> [Short task]: Find the lines of data that contain the string "only", then list them.

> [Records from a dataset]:
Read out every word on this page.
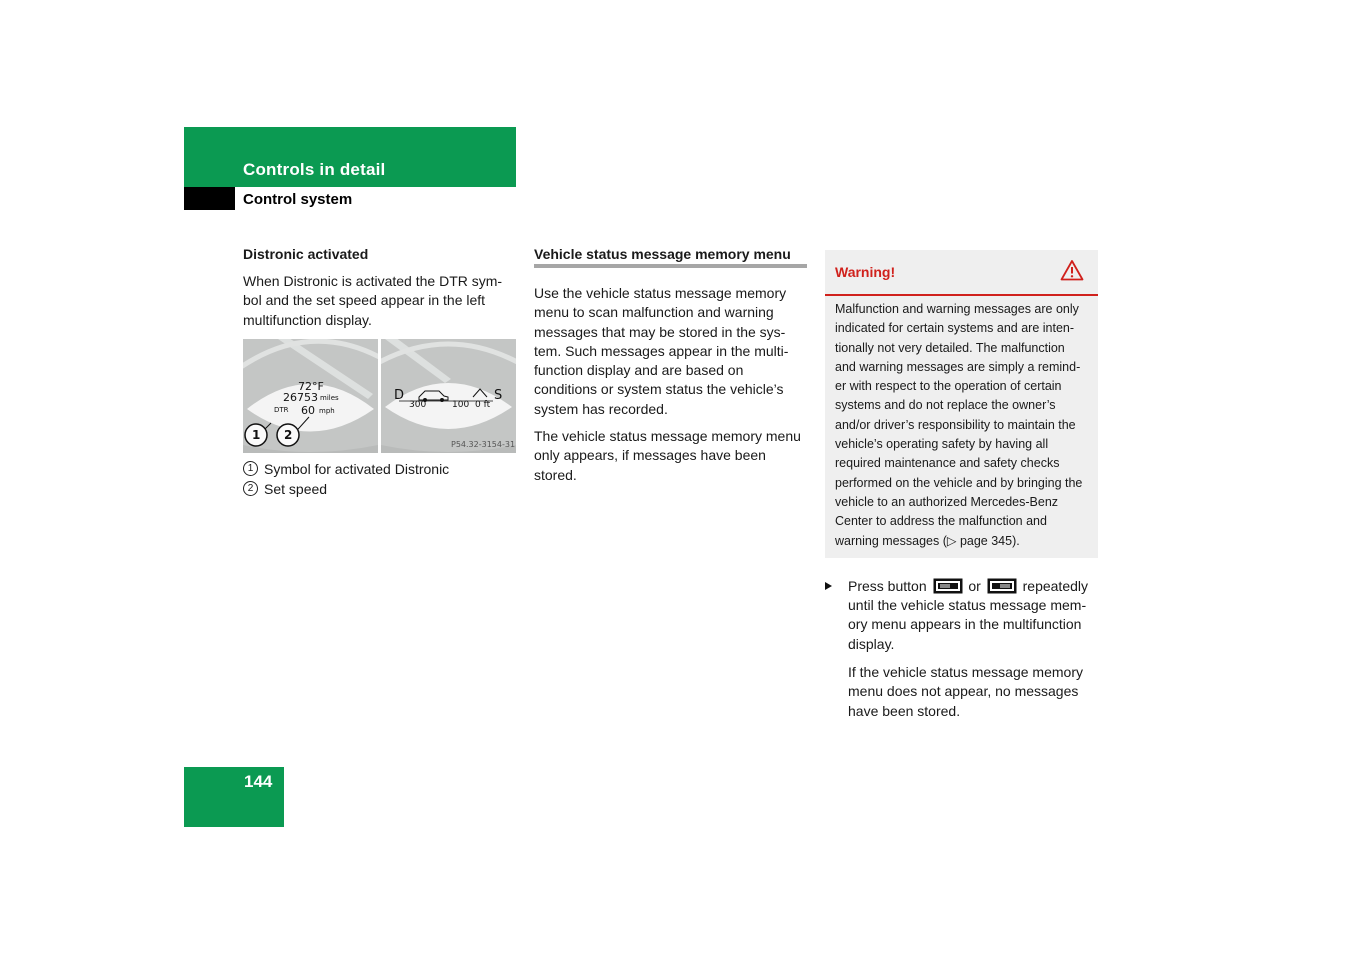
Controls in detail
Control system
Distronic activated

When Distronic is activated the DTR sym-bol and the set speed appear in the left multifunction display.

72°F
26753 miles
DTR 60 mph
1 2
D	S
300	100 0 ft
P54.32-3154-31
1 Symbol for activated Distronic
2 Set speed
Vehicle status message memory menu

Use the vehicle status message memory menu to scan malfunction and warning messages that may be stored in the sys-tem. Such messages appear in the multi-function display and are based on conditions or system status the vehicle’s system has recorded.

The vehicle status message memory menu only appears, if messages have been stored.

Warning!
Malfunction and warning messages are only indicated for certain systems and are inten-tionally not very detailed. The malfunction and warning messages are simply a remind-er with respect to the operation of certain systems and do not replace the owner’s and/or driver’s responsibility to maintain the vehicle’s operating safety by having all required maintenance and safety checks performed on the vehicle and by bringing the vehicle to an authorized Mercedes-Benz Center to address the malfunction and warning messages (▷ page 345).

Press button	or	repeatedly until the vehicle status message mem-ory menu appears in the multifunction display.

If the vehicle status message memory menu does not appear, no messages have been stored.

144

> [Right answer]:
The vehicle status message memory menu only appears, if messages have been stored.
Malfunction and warning messages are only indicated for certain systems and are inten-tionally not very detailed. The malfunction and warning messages are simply a remind-er with respect to the operation of certain systems and do not replace the owner’s and/or driver’s responsibility to maintain the vehicle’s operating safety by having all required maintenance and safety checks performed on the vehicle and by bringing the vehicle to an authorized Mercedes-Benz Center to address the malfunction and warning messages (▷ page 345).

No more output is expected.